What you need to do:
Pick out every line holding the string "回答下列问题" and copy it.

Data listing:
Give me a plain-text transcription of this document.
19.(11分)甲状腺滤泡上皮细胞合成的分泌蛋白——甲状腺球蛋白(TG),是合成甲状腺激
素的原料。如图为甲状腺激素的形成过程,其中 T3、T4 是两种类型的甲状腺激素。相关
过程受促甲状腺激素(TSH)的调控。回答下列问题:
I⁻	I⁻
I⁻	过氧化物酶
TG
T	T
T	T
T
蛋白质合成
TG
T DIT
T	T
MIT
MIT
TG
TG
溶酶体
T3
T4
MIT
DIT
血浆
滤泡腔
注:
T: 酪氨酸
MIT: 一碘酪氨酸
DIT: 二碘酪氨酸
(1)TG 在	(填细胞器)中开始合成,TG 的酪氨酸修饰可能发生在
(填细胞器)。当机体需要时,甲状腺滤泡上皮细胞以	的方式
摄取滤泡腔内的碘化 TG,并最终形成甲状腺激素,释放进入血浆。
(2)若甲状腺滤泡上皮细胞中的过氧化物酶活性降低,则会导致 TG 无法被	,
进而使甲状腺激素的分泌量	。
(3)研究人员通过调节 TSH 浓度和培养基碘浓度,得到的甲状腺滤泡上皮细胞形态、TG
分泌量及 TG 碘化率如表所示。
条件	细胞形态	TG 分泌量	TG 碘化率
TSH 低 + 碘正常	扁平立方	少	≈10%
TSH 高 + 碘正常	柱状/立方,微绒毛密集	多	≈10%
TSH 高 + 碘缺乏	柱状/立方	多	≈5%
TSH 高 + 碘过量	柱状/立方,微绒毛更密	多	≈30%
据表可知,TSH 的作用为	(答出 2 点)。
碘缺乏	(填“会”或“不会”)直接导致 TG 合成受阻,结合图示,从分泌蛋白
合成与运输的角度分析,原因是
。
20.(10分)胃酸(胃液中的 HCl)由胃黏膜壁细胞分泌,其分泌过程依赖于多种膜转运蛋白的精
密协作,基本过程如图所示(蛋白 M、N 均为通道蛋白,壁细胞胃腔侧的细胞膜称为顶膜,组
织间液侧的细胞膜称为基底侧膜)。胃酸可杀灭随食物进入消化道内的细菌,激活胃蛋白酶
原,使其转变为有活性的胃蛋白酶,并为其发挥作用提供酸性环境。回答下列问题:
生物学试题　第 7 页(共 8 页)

Solution:
过程受促甲状腺激素(TSH)的调控。回答下列问题:
原,使其转变为有活性的胃蛋白酶,并为其发挥作用提供酸性环境。回答下列问题:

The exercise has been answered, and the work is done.